Some records:

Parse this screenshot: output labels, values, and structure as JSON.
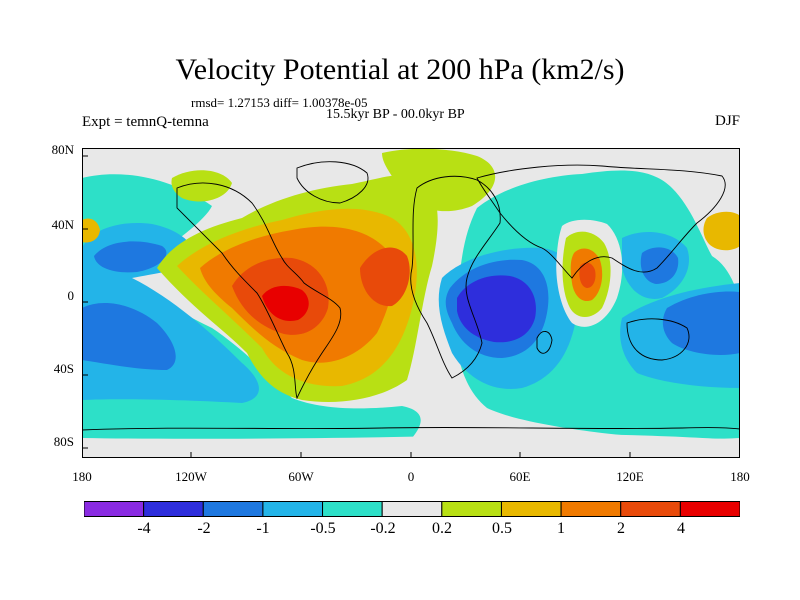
{
  "title": "Velocity Potential at 200 hPa (km2/s)",
  "stats_line": "rmsd= 1.27153 diff= 1.00378e-05",
  "period": "15.5kyr BP - 00.0kyr BP",
  "experiment": "Expt = temnQ-temna",
  "season": "DJF",
  "lat_ticks": [
    "80N",
    "40N",
    "0",
    "40S",
    "80S"
  ],
  "lon_ticks": [
    "180",
    "120W",
    "60W",
    "0",
    "60E",
    "120E",
    "180"
  ],
  "colorbar": {
    "colors": [
      "#8a2be2",
      "#2e2edc",
      "#1e78e0",
      "#23b4e8",
      "#2de0c8",
      "#e8e8e8",
      "#b8e014",
      "#e8b800",
      "#f07a00",
      "#e84a0a",
      "#e80000"
    ],
    "labels": [
      "-4",
      "-2",
      "-1",
      "-0.5",
      "-0.2",
      "0.2",
      "0.5",
      "1",
      "2",
      "4"
    ]
  }
}
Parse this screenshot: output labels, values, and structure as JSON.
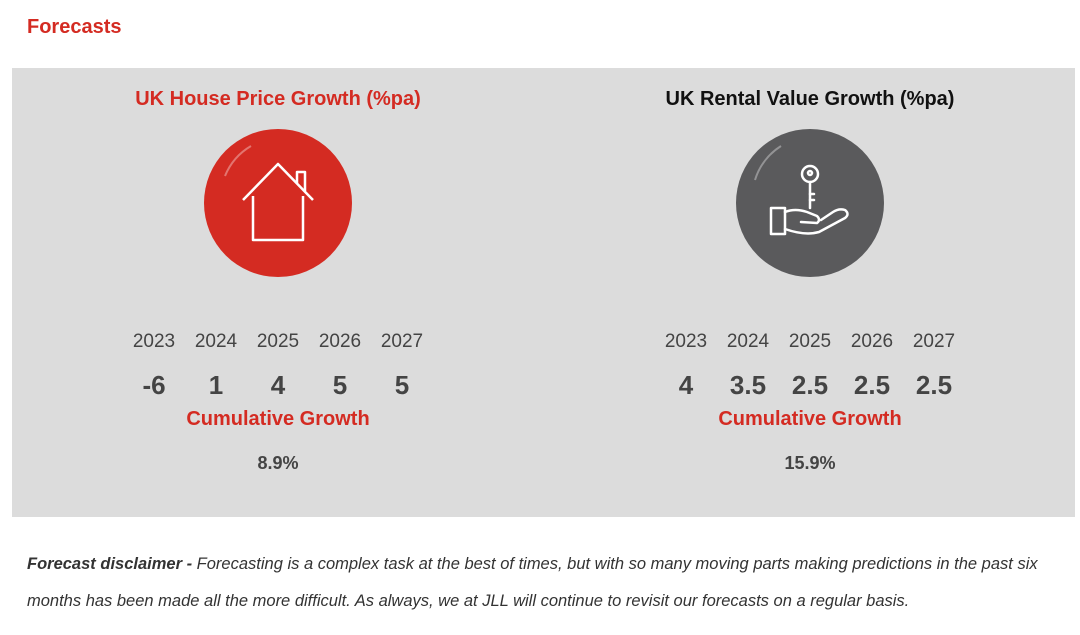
{
  "section": {
    "title": "Forecasts"
  },
  "colors": {
    "accent": "#d42b22",
    "panel_bg": "#dcdcdc",
    "house_circle": "#d42b22",
    "rental_circle": "#5a5a5c",
    "text": "#444444"
  },
  "house": {
    "title": "UK House Price Growth (%pa)",
    "icon": "house-icon",
    "years": [
      "2023",
      "2024",
      "2025",
      "2026",
      "2027"
    ],
    "values": [
      "-6",
      "1",
      "4",
      "5",
      "5"
    ],
    "cumulative_label": "Cumulative Growth",
    "cumulative_value": "8.9%"
  },
  "rental": {
    "title": "UK Rental Value Growth (%pa)",
    "icon": "hand-key-icon",
    "years": [
      "2023",
      "2024",
      "2025",
      "2026",
      "2027"
    ],
    "values": [
      "4",
      "3.5",
      "2.5",
      "2.5",
      "2.5"
    ],
    "cumulative_label": "Cumulative Growth",
    "cumulative_value": "15.9%"
  },
  "disclaimer": {
    "label": "Forecast disclaimer -",
    "text": " Forecasting is a complex task at the best of times, but with so many moving parts making predictions in the past six months has been made all the more difficult. As always, we at JLL will continue to revisit our forecasts on a regular basis."
  }
}
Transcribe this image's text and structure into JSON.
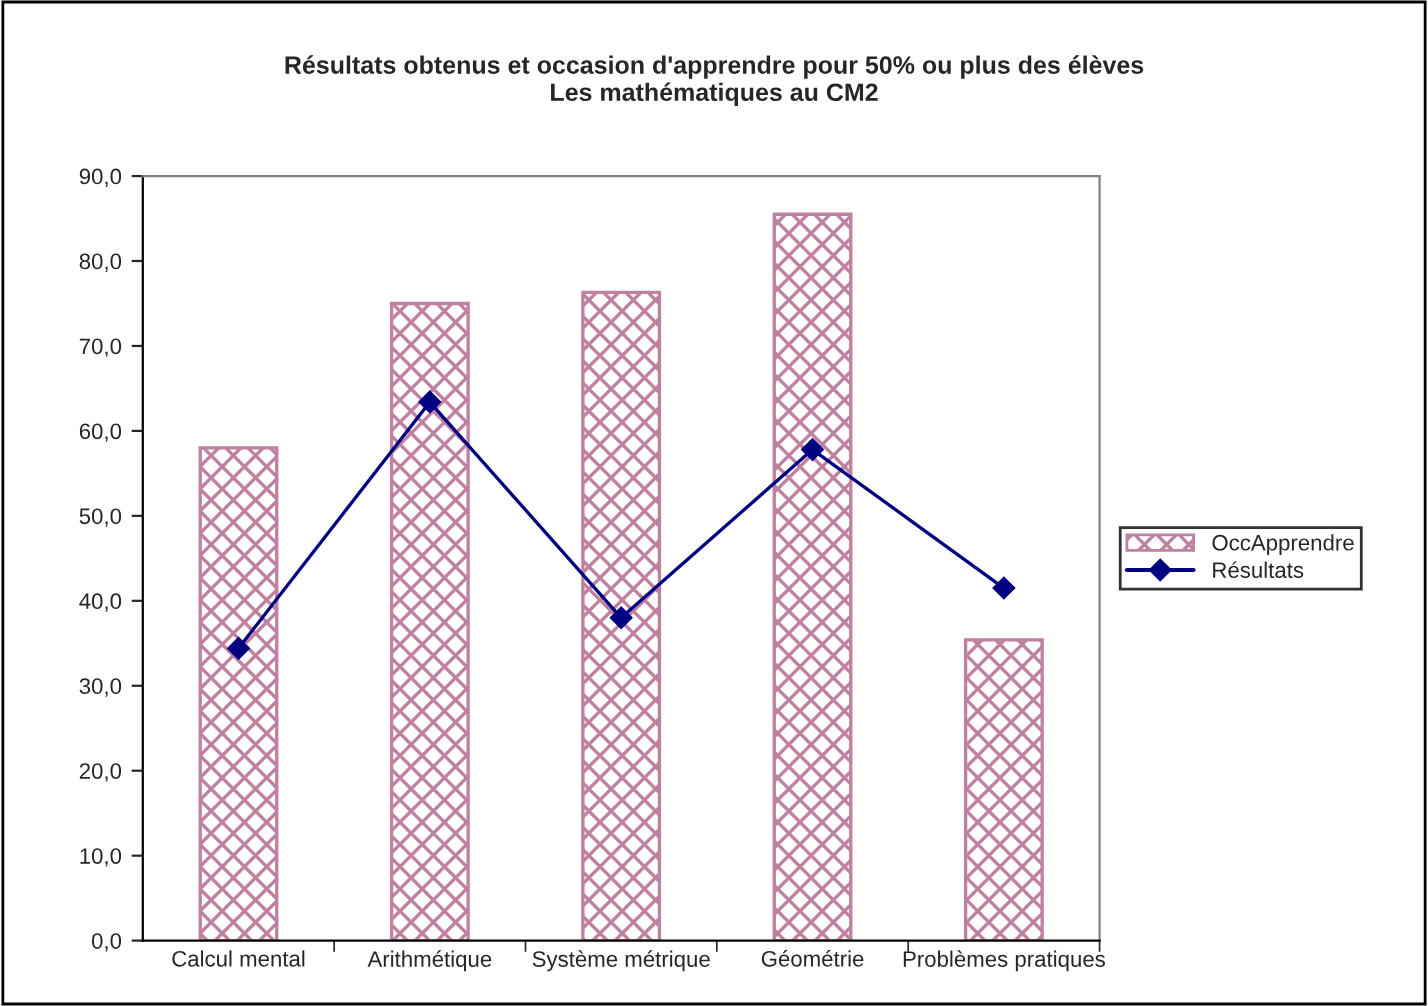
{
  "chart_data": {
    "type": "bar",
    "title": "Résultats obtenus et occasion d'apprendre pour 50% ou plus des élèves\nLes mathématiques au CM2",
    "categories": [
      "Calcul mental",
      "Arithmétique",
      "Système métrique",
      "Géométrie",
      "Problèmes pratiques"
    ],
    "series": [
      {
        "name": "OccApprendre",
        "color": "#c080a0",
        "values": [
          58.0,
          75.0,
          76.3,
          85.5,
          35.4
        ]
      },
      {
        "name": "Résultats",
        "type": "line",
        "color": "#000080",
        "values": [
          34.4,
          63.4,
          38.0,
          57.8,
          41.5
        ]
      }
    ],
    "ylim": [
      0,
      90
    ],
    "yticks": [
      {
        "value": 0,
        "label": "0,0"
      },
      {
        "value": 10,
        "label": "10,0"
      },
      {
        "value": 20,
        "label": "20,0"
      },
      {
        "value": 30,
        "label": "30,0"
      },
      {
        "value": 40,
        "label": "40,0"
      },
      {
        "value": 50,
        "label": "50,0"
      },
      {
        "value": 60,
        "label": "60,0"
      },
      {
        "value": 70,
        "label": "70,0"
      },
      {
        "value": 80,
        "label": "80,0"
      },
      {
        "value": 90,
        "label": "90,0"
      }
    ],
    "grid": false,
    "legend": "right",
    "marker": "diamond",
    "line_style": "solid"
  }
}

EXERCISE DETAILS: Transcribe the material exactly, leaving every picture out.

RESULT OF THIS TASK:
Parse this screenshot: output labels, values, and structure as JSON.
{
  "title": "Velocity Potential at 200 hPa (km2/s)",
  "stats_line": "rmsd= 1.27153 diff= 1.00378e-05",
  "period": "15.5kyr BP - 00.0kyr BP",
  "experiment": "Expt = temnQ-temna",
  "season": "DJF",
  "lat_ticks": [
    "80N",
    "40N",
    "0",
    "40S",
    "80S"
  ],
  "lon_ticks": [
    "180",
    "120W",
    "60W",
    "0",
    "60E",
    "120E",
    "180"
  ],
  "colorbar": {
    "colors": [
      "#8a2be2",
      "#2e2edc",
      "#1e78e0",
      "#23b4e8",
      "#2de0c8",
      "#e8e8e8",
      "#b8e014",
      "#e8b800",
      "#f07a00",
      "#e84a0a",
      "#e80000"
    ],
    "labels": [
      "-4",
      "-2",
      "-1",
      "-0.5",
      "-0.2",
      "0.2",
      "0.5",
      "1",
      "2",
      "4"
    ]
  }
}
Parse this screenshot: output labels, values, and structure as JSON.
{
  "section": {
    "title": "Forecasts"
  },
  "colors": {
    "accent": "#d42b22",
    "panel_bg": "#dcdcdc",
    "house_circle": "#d42b22",
    "rental_circle": "#5a5a5c",
    "text": "#444444"
  },
  "house": {
    "title": "UK House Price Growth (%pa)",
    "icon": "house-icon",
    "years": [
      "2023",
      "2024",
      "2025",
      "2026",
      "2027"
    ],
    "values": [
      "-6",
      "1",
      "4",
      "5",
      "5"
    ],
    "cumulative_label": "Cumulative Growth",
    "cumulative_value": "8.9%"
  },
  "rental": {
    "title": "UK Rental Value Growth (%pa)",
    "icon": "hand-key-icon",
    "years": [
      "2023",
      "2024",
      "2025",
      "2026",
      "2027"
    ],
    "values": [
      "4",
      "3.5",
      "2.5",
      "2.5",
      "2.5"
    ],
    "cumulative_label": "Cumulative Growth",
    "cumulative_value": "15.9%"
  },
  "disclaimer": {
    "label": "Forecast disclaimer -",
    "text": " Forecasting is a complex task at the best of times, but with so many moving parts making predictions in the past six months has been made all the more difficult. As always, we at JLL will continue to revisit our forecasts on a regular basis."
  }
}
Transcribe this image's text and structure into JSON.
{
  "chart_data": {
    "type": "bar",
    "title": "Résultats obtenus et occasion d'apprendre pour 50% ou plus des élèves\nLes mathématiques au CM2",
    "categories": [
      "Calcul mental",
      "Arithmétique",
      "Système métrique",
      "Géométrie",
      "Problèmes pratiques"
    ],
    "series": [
      {
        "name": "OccApprendre",
        "color": "#c080a0",
        "values": [
          58.0,
          75.0,
          76.3,
          85.5,
          35.4
        ]
      },
      {
        "name": "Résultats",
        "type": "line",
        "color": "#000080",
        "values": [
          34.4,
          63.4,
          38.0,
          57.8,
          41.5
        ]
      }
    ],
    "ylim": [
      0,
      90
    ],
    "yticks": [
      {
        "value": 0,
        "label": "0,0"
      },
      {
        "value": 10,
        "label": "10,0"
      },
      {
        "value": 20,
        "label": "20,0"
      },
      {
        "value": 30,
        "label": "30,0"
      },
      {
        "value": 40,
        "label": "40,0"
      },
      {
        "value": 50,
        "label": "50,0"
      },
      {
        "value": 60,
        "label": "60,0"
      },
      {
        "value": 70,
        "label": "70,0"
      },
      {
        "value": 80,
        "label": "80,0"
      },
      {
        "value": 90,
        "label": "90,0"
      }
    ],
    "grid": false,
    "legend": "right",
    "marker": "diamond",
    "line_style": "solid"
  }
}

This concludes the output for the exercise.